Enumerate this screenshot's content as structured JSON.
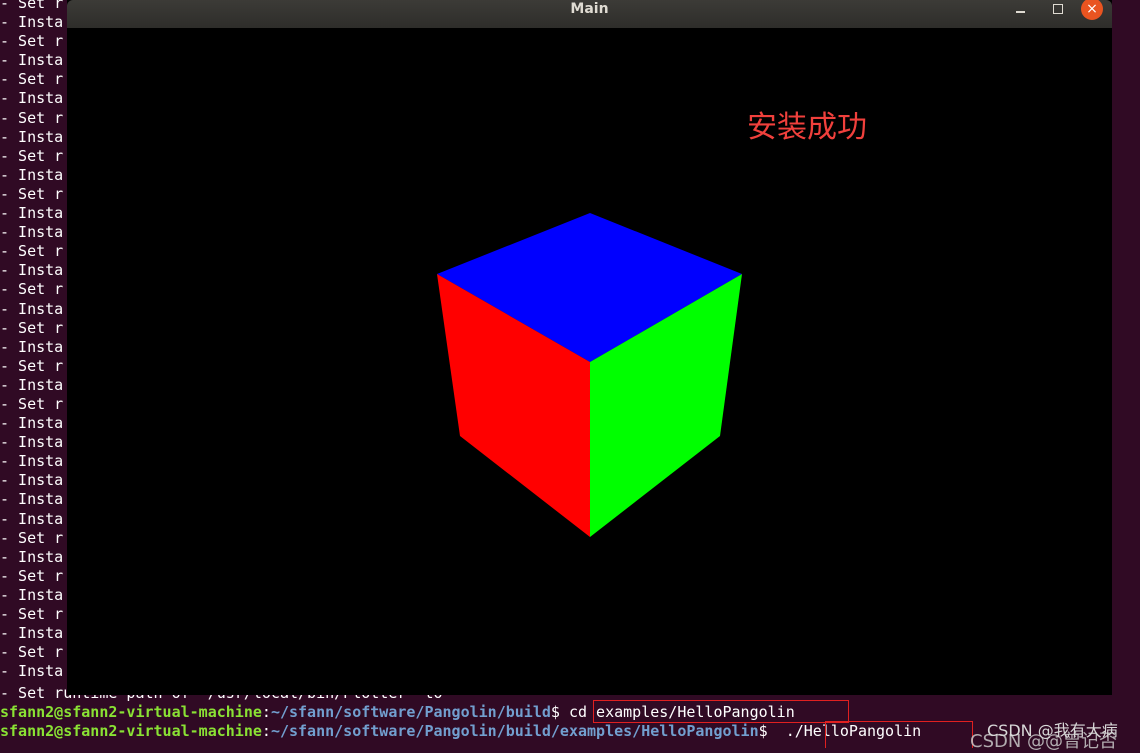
{
  "terminal": {
    "background": "#300a24",
    "install_lines": [
      "- Set r",
      "- Insta",
      "- Set r",
      "- Insta",
      "- Set r",
      "- Insta",
      "- Set r",
      "- Insta",
      "- Set r",
      "- Insta",
      "- Set r",
      "- Insta",
      "- Insta",
      "- Set r",
      "- Insta",
      "- Set r",
      "- Insta",
      "- Set r",
      "- Insta",
      "- Set r",
      "- Insta",
      "- Set r",
      "- Insta",
      "- Insta",
      "- Insta",
      "- Insta",
      "- Insta",
      "- Insta",
      "- Set r",
      "- Insta",
      "- Set r",
      "- Insta",
      "- Set r",
      "- Insta",
      "- Set r",
      "- Insta"
    ],
    "partial_line": "- Set runtime path of \"/usr/local/bin/Plotter\" to",
    "prompt1": {
      "user": "sfann2@sfann2-virtual-machine",
      "path": "~/sfann/software/Pangolin/build",
      "command": "cd examples/HelloPangolin"
    },
    "prompt2": {
      "user": "sfann2@sfann2-virtual-machine",
      "path": "~/sfann/software/Pangolin/build/examples/HelloPangolin",
      "command": "./HelloPangolin"
    },
    "user_color": "#8ae234",
    "path_color": "#729fcf"
  },
  "window": {
    "title": "Main",
    "min_icon": "minimize-icon",
    "max_icon": "maximize-icon",
    "close_icon": "close-icon",
    "close_glyph": "×",
    "close_color": "#e95420"
  },
  "viewport": {
    "label": "安装成功",
    "label_color": "#f0403c",
    "cube_faces": [
      {
        "name": "top",
        "color": "#0000ff"
      },
      {
        "name": "left",
        "color": "#ff0000"
      },
      {
        "name": "right",
        "color": "#00ff00"
      }
    ]
  },
  "watermark": {
    "primary": "CSDN @我有大病",
    "secondary": "CSDN @@曾记否"
  }
}
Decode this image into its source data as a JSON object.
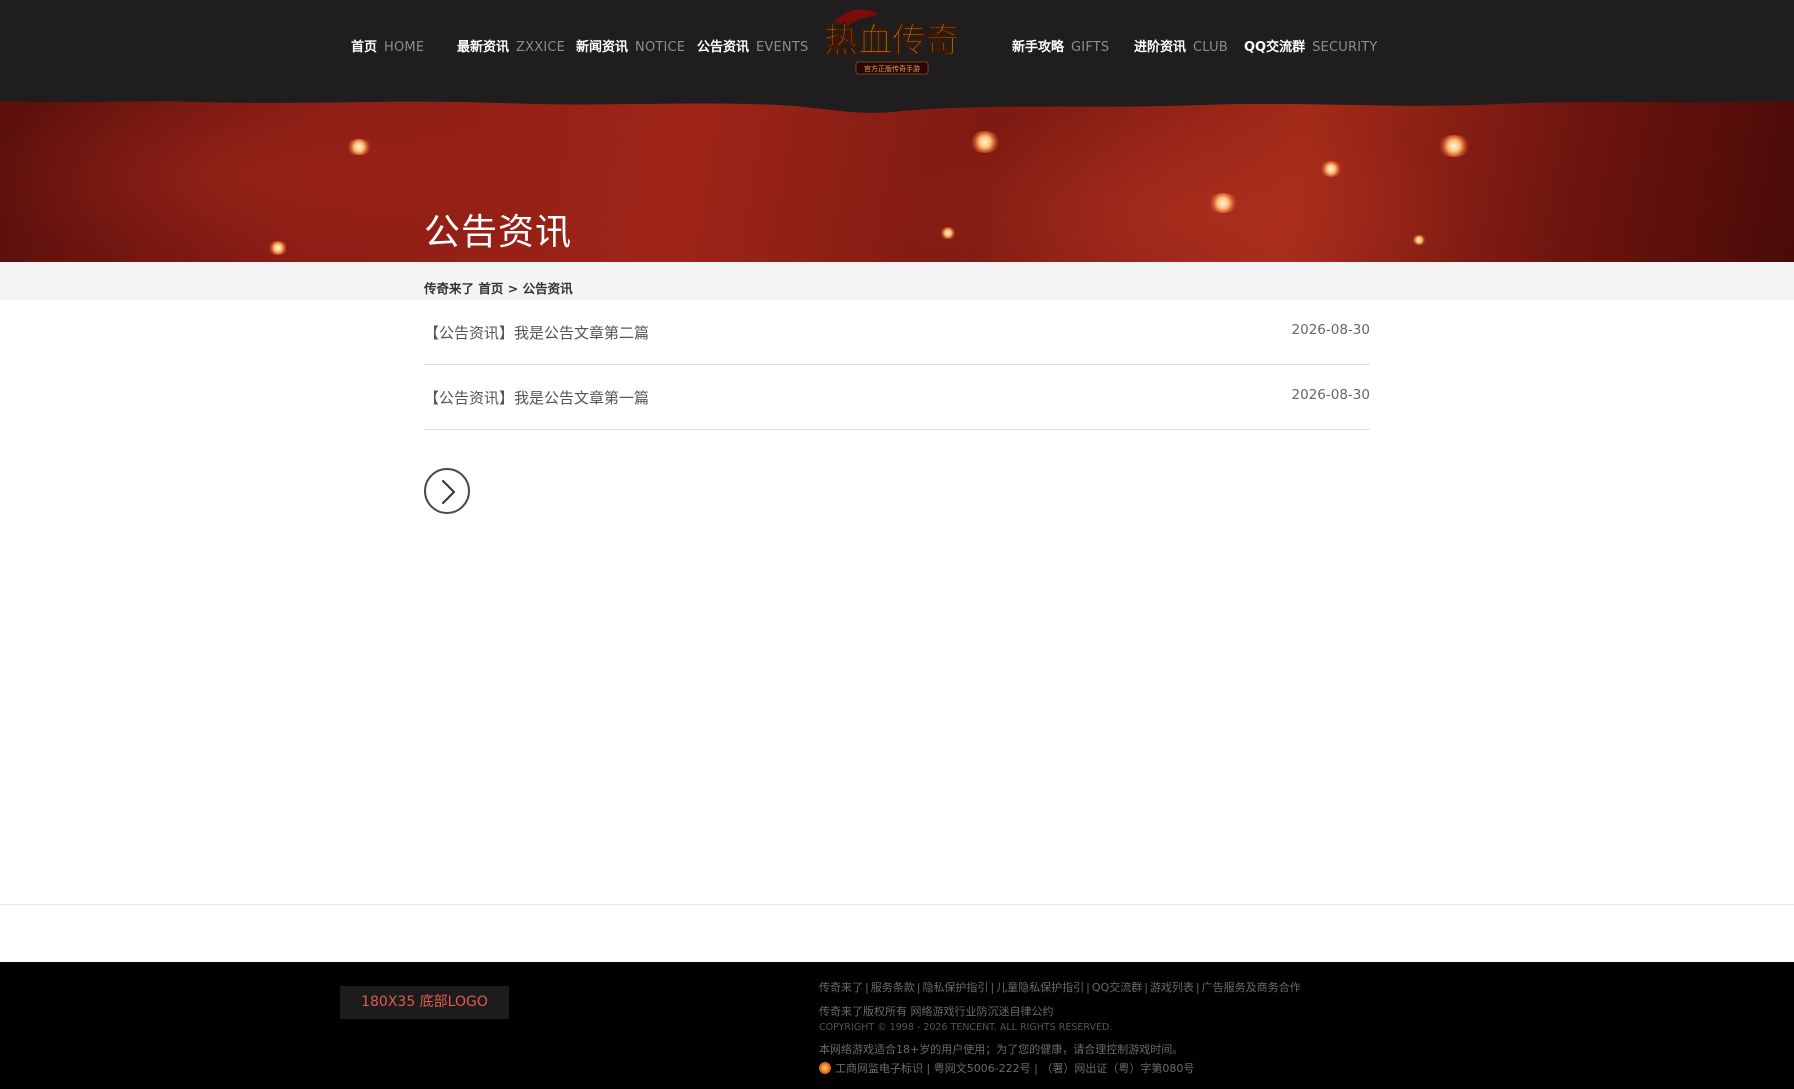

_ _ _ _

• GOAL:
Count how many lines hold the string "build" and give that number alone.

• SOLUTION TO THE EXERCISE:
2